◆ Data records ◆
▶
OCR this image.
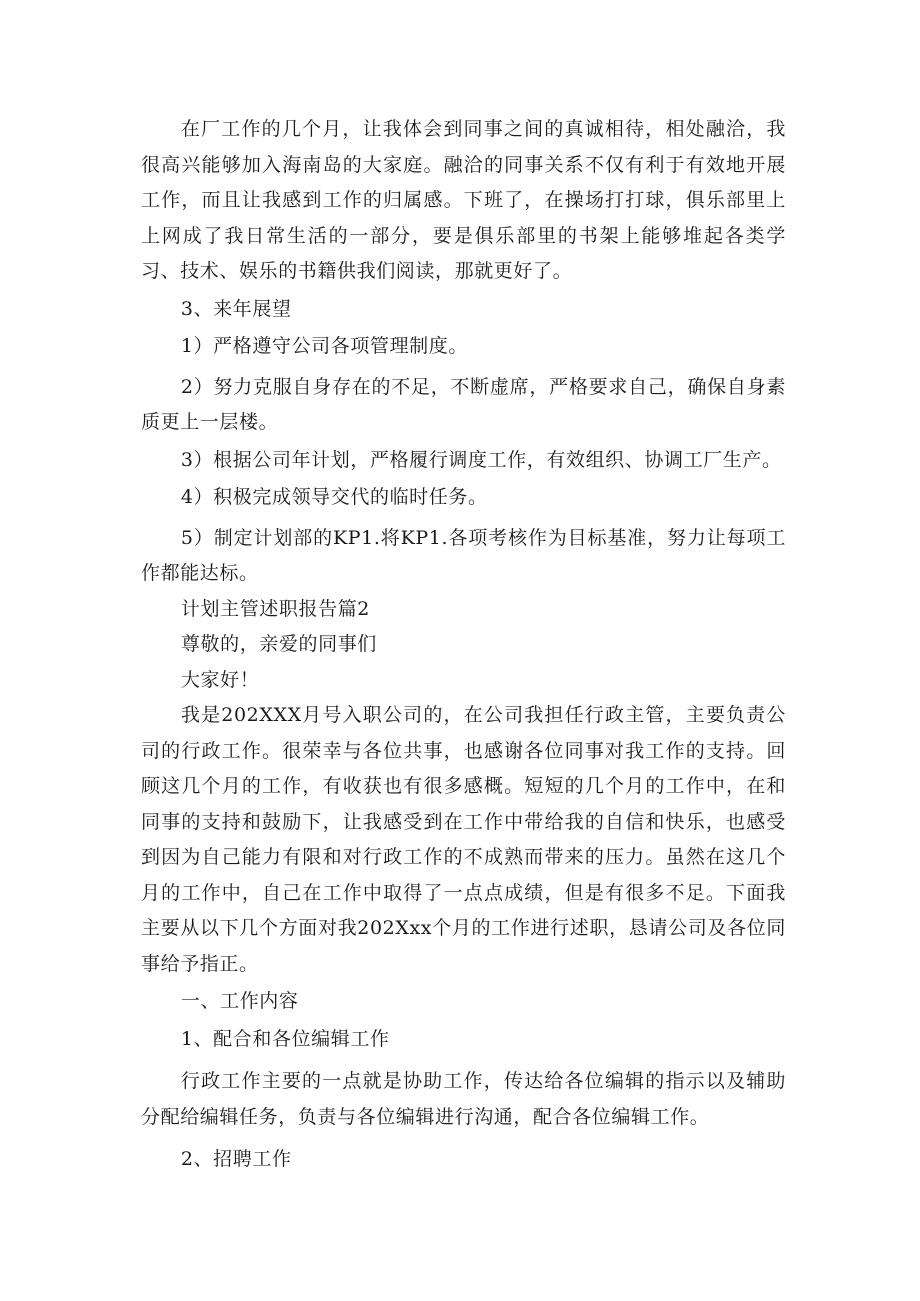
在厂工作的几个月，让我体会到同事之间的真诚相待，相处融洽，我很高兴能够加入海南岛的大家庭。融洽的同事关系不仅有利于有效地开展工作，而且让我感到工作的归属感。下班了，在操场打打球，俱乐部里上上网成了我日常生活的一部分，要是俱乐部里的书架上能够堆起各类学习、技术、娱乐的书籍供我们阅读，那就更好了。

3、来年展望

1）严格遵守公司各项管理制度。

2）努力克服自身存在的不足，不断虚席，严格要求自己，确保自身素质更上一层楼。

3）根据公司年计划，严格履行调度工作，有效组织、协调工厂生产。

4）积极完成领导交代的临时任务。

5）制定计划部的KP1.将KP1.各项考核作为目标基准，努力让每项工作都能达标。

计划主管述职报告篇2

尊敬的，亲爱的同事们

大家好！

我是202XXX月号入职公司的，在公司我担任行政主管，主要负责公司的行政工作。很荣幸与各位共事，也感谢各位同事对我工作的支持。回顾这几个月的工作，有收获也有很多感概。短短的几个月的工作中，在和同事的支持和鼓励下，让我感受到在工作中带给我的自信和快乐，也感受到因为自己能力有限和对行政工作的不成熟而带来的压力。虽然在这几个月的工作中，自己在工作中取得了一点点成绩，但是有很多不足。下面我主要从以下几个方面对我202Xxx个月的工作进行述职，恳请公司及各位同事给予指正。

一、工作内容

1、配合和各位编辑工作

行政工作主要的一点就是协助工作，传达给各位编辑的指示以及辅助分配给编辑任务，负责与各位编辑进行沟通，配合各位编辑工作。

2、招聘工作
◀
Write out the entries above word for word. Do not include the pictures.

◆ The response ◆
OCR this image.
在厂工作的几个月，让我体会到同事之间的真诚相待，相处融洽，我很高兴能够加入海南岛的大家庭。融洽的同事关系不仅有利于有效地开展工作，而且让我感到工作的归属感。下班了，在操场打打球，俱乐部里上上网成了我日常生活的一部分，要是俱乐部里的书架上能够堆起各类学习、技术、娱乐的书籍供我们阅读，那就更好了。

3、来年展望

1）严格遵守公司各项管理制度。

2）努力克服自身存在的不足，不断虚席，严格要求自己，确保自身素质更上一层楼。

3）根据公司年计划，严格履行调度工作，有效组织、协调工厂生产。

4）积极完成领导交代的临时任务。

5）制定计划部的KP1.将KP1.各项考核作为目标基准，努力让每项工作都能达标。

计划主管述职报告篇2

尊敬的，亲爱的同事们

大家好！

我是202XXX月号入职公司的，在公司我担任行政主管，主要负责公司的行政工作。很荣幸与各位共事，也感谢各位同事对我工作的支持。回顾这几个月的工作，有收获也有很多感概。短短的几个月的工作中，在和同事的支持和鼓励下，让我感受到在工作中带给我的自信和快乐，也感受到因为自己能力有限和对行政工作的不成熟而带来的压力。虽然在这几个月的工作中，自己在工作中取得了一点点成绩，但是有很多不足。下面我主要从以下几个方面对我202Xxx个月的工作进行述职，恳请公司及各位同事给予指正。

一、工作内容

1、配合和各位编辑工作

行政工作主要的一点就是协助工作，传达给各位编辑的指示以及辅助分配给编辑任务，负责与各位编辑进行沟通，配合各位编辑工作。

2、招聘工作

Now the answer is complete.